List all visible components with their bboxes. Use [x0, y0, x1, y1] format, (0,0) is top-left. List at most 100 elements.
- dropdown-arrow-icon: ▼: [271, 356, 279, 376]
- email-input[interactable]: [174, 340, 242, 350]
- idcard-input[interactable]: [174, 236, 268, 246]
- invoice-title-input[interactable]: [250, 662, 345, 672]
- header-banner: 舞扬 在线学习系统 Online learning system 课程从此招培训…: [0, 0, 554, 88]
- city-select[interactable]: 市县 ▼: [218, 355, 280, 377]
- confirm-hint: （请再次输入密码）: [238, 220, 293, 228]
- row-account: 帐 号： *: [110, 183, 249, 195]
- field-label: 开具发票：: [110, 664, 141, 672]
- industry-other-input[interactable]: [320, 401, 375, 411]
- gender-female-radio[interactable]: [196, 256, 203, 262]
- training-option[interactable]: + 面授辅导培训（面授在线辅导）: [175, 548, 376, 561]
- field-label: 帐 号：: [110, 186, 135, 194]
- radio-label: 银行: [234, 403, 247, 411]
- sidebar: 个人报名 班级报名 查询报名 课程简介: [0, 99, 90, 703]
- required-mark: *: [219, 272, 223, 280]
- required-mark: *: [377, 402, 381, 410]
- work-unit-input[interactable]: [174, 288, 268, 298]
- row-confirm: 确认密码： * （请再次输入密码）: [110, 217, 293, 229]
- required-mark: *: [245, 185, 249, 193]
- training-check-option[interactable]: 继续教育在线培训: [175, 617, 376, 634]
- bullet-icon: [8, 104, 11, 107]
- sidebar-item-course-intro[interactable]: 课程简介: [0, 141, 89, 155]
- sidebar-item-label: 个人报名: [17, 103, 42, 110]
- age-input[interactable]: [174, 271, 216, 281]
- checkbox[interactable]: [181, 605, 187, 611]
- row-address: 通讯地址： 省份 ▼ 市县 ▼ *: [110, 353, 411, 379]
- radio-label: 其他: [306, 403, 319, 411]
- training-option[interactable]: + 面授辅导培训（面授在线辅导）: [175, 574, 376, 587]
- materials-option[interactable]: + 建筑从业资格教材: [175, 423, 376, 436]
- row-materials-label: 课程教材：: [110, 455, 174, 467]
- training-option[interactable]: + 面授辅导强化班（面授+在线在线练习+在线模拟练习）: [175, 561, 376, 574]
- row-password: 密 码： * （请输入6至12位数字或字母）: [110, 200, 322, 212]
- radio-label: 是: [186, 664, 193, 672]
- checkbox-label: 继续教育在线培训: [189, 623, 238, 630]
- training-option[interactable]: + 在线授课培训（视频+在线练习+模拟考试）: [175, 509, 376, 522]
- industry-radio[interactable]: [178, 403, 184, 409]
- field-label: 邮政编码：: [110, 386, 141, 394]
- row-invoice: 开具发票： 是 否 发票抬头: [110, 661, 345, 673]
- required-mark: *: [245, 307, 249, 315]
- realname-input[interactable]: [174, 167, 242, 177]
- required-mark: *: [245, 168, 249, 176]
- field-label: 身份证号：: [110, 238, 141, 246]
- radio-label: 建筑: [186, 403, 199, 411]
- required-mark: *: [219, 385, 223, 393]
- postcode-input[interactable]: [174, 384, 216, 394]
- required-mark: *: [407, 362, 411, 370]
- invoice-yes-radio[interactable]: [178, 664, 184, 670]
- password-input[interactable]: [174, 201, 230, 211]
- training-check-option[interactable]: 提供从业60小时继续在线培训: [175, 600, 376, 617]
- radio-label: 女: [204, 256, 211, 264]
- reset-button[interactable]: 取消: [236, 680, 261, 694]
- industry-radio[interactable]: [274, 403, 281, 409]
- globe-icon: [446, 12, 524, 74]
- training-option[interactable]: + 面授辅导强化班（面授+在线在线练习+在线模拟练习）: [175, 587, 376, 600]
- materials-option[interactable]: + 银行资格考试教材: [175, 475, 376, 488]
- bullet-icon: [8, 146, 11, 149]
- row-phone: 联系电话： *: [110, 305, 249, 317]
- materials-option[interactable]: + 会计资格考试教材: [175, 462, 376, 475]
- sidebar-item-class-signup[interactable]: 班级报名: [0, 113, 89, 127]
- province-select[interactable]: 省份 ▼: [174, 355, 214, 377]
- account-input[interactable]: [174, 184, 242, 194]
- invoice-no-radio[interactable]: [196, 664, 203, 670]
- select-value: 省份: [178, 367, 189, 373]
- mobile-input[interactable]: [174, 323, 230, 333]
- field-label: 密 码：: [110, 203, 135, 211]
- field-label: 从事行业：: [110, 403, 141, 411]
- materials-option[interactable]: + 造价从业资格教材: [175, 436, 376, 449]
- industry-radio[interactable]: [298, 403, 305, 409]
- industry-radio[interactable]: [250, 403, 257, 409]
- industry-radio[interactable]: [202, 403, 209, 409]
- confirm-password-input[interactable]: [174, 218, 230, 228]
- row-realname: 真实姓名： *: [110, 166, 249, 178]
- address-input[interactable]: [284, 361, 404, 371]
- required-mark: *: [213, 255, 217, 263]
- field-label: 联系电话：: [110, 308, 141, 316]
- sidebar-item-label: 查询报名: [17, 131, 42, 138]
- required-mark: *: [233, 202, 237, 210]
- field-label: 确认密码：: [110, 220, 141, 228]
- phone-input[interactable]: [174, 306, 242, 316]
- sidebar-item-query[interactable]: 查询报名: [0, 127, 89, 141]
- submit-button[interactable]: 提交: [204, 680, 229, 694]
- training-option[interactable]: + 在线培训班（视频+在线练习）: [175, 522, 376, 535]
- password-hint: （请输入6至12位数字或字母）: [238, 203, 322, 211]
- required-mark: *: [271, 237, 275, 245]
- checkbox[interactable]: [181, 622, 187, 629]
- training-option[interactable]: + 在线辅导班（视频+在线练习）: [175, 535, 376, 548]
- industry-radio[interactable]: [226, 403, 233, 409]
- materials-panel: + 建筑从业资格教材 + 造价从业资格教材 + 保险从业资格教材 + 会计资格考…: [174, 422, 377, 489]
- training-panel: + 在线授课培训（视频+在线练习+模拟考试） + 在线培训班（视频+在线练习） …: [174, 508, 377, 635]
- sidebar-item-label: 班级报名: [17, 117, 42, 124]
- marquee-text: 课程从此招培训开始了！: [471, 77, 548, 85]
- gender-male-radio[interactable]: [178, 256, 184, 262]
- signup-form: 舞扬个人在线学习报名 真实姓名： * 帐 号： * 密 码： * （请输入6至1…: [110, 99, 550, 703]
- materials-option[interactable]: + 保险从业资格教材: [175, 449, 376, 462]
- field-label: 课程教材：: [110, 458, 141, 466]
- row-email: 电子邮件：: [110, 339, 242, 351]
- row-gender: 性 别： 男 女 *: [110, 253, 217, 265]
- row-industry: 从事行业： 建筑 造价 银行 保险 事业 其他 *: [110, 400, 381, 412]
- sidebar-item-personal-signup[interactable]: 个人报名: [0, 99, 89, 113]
+++++
● WHAT TO PRODUCE: Edit the data by replacing every "training-option" with "course-option" and leaving everything else unchanged.

● EXERCISE RESULT:
List all visible components with their bboxes. Use [x0, y0, x1, y1] format, (0,0) is top-left. List at most 100 elements.
- dropdown-arrow-icon: ▼: [271, 356, 279, 376]
- email-input[interactable]: [174, 340, 242, 350]
- idcard-input[interactable]: [174, 236, 268, 246]
- invoice-title-input[interactable]: [250, 662, 345, 672]
- header-banner: 舞扬 在线学习系统 Online learning system 课程从此招培训…: [0, 0, 554, 88]
- city-select[interactable]: 市县 ▼: [218, 355, 280, 377]
- confirm-hint: （请再次输入密码）: [238, 220, 293, 228]
- row-account: 帐 号： *: [110, 183, 249, 195]
- field-label: 开具发票：: [110, 664, 141, 672]
- industry-other-input[interactable]: [320, 401, 375, 411]
- gender-female-radio[interactable]: [196, 256, 203, 262]
- course-option[interactable]: + 面授辅导培训（面授在线辅导）: [175, 548, 376, 561]
- field-label: 帐 号：: [110, 186, 135, 194]
- radio-label: 银行: [234, 403, 247, 411]
- sidebar: 个人报名 班级报名 查询报名 课程简介: [0, 99, 90, 703]
- required-mark: *: [219, 272, 223, 280]
- required-mark: *: [377, 402, 381, 410]
- work-unit-input[interactable]: [174, 288, 268, 298]
- row-confirm: 确认密码： * （请再次输入密码）: [110, 217, 293, 229]
- required-mark: *: [245, 185, 249, 193]
- training-check-option[interactable]: 继续教育在线培训: [175, 617, 376, 634]
- bullet-icon: [8, 104, 11, 107]
- sidebar-item-course-intro[interactable]: 课程简介: [0, 141, 89, 155]
- sidebar-item-label: 个人报名: [17, 103, 42, 110]
- age-input[interactable]: [174, 271, 216, 281]
- checkbox[interactable]: [181, 605, 187, 611]
- row-address: 通讯地址： 省份 ▼ 市县 ▼ *: [110, 353, 411, 379]
- radio-label: 其他: [306, 403, 319, 411]
- course-option[interactable]: + 面授辅导培训（面授在线辅导）: [175, 574, 376, 587]
- materials-option[interactable]: + 建筑从业资格教材: [175, 423, 376, 436]
- row-materials-label: 课程教材：: [110, 455, 174, 467]
- course-option[interactable]: + 面授辅导强化班（面授+在线在线练习+在线模拟练习）: [175, 561, 376, 574]
- row-password: 密 码： * （请输入6至12位数字或字母）: [110, 200, 322, 212]
- radio-label: 是: [186, 664, 193, 672]
- checkbox-label: 继续教育在线培训: [189, 623, 238, 630]
- course-option[interactable]: + 在线授课培训（视频+在线练习+模拟考试）: [175, 509, 376, 522]
- industry-radio[interactable]: [178, 403, 184, 409]
- field-label: 邮政编码：: [110, 386, 141, 394]
- row-invoice: 开具发票： 是 否 发票抬头: [110, 661, 345, 673]
- required-mark: *: [245, 307, 249, 315]
- realname-input[interactable]: [174, 167, 242, 177]
- required-mark: *: [245, 168, 249, 176]
- field-label: 身份证号：: [110, 238, 141, 246]
- radio-label: 建筑: [186, 403, 199, 411]
- required-mark: *: [219, 385, 223, 393]
- postcode-input[interactable]: [174, 384, 216, 394]
- required-mark: *: [407, 362, 411, 370]
- invoice-yes-radio[interactable]: [178, 664, 184, 670]
- password-input[interactable]: [174, 201, 230, 211]
- training-check-option[interactable]: 提供从业60小时继续在线培训: [175, 600, 376, 617]
- radio-label: 女: [204, 256, 211, 264]
- reset-button[interactable]: 取消: [236, 680, 261, 694]
- industry-radio[interactable]: [274, 403, 281, 409]
- globe-icon: [446, 12, 524, 74]
- course-option[interactable]: + 面授辅导强化班（面授+在线在线练习+在线模拟练习）: [175, 587, 376, 600]
- materials-option[interactable]: + 银行资格考试教材: [175, 475, 376, 488]
- bullet-icon: [8, 146, 11, 149]
- row-phone: 联系电话： *: [110, 305, 249, 317]
- materials-option[interactable]: + 会计资格考试教材: [175, 462, 376, 475]
- sidebar-item-class-signup[interactable]: 班级报名: [0, 113, 89, 127]
- province-select[interactable]: 省份 ▼: [174, 355, 214, 377]
- account-input[interactable]: [174, 184, 242, 194]
- invoice-no-radio[interactable]: [196, 664, 203, 670]
- select-value: 省份: [178, 367, 189, 373]
- mobile-input[interactable]: [174, 323, 230, 333]
- field-label: 密 码：: [110, 203, 135, 211]
- field-label: 从事行业：: [110, 403, 141, 411]
- materials-option[interactable]: + 造价从业资格教材: [175, 436, 376, 449]
- industry-radio[interactable]: [298, 403, 305, 409]
- industry-radio[interactable]: [250, 403, 257, 409]
- industry-radio[interactable]: [202, 403, 209, 409]
- confirm-password-input[interactable]: [174, 218, 230, 228]
- row-realname: 真实姓名： *: [110, 166, 249, 178]
- address-input[interactable]: [284, 361, 404, 371]
- required-mark: *: [213, 255, 217, 263]
- field-label: 联系电话：: [110, 308, 141, 316]
- sidebar-item-label: 查询报名: [17, 131, 42, 138]
- required-mark: *: [233, 202, 237, 210]
- field-label: 确认密码：: [110, 220, 141, 228]
- phone-input[interactable]: [174, 306, 242, 316]
- sidebar-item-query[interactable]: 查询报名: [0, 127, 89, 141]
- submit-button[interactable]: 提交: [204, 680, 229, 694]
- course-option[interactable]: + 在线培训班（视频+在线练习）: [175, 522, 376, 535]
- password-hint: （请输入6至12位数字或字母）: [238, 203, 322, 211]
- required-mark: *: [271, 237, 275, 245]
- checkbox[interactable]: [181, 622, 187, 629]
- course-option[interactable]: + 在线辅导班（视频+在线练习）: [175, 535, 376, 548]
- industry-radio[interactable]: [226, 403, 233, 409]
- materials-panel: + 建筑从业资格教材 + 造价从业资格教材 + 保险从业资格教材 + 会计资格考…: [174, 422, 377, 489]
- training-panel: + 在线授课培训（视频+在线练习+模拟考试） + 在线培训班（视频+在线练习） …: [174, 508, 377, 635]
- sidebar-item-label: 班级报名: [17, 117, 42, 124]
- marquee-text: 课程从此招培训开始了！: [471, 77, 548, 85]
- gender-male-radio[interactable]: [178, 256, 184, 262]
- signup-form: 舞扬个人在线学习报名 真实姓名： * 帐 号： * 密 码： * （请输入6至1…: [110, 99, 550, 703]
- materials-option[interactable]: + 保险从业资格教材: [175, 449, 376, 462]
- field-label: 课程教材：: [110, 458, 141, 466]
- row-email: 电子邮件：: [110, 339, 242, 351]
- row-gender: 性 别： 男 女 *: [110, 253, 217, 265]
- row-industry: 从事行业： 建筑 造价 银行 保险 事业 其他 *: [110, 400, 381, 412]
- sidebar-item-personal-signup[interactable]: 个人报名: [0, 99, 89, 113]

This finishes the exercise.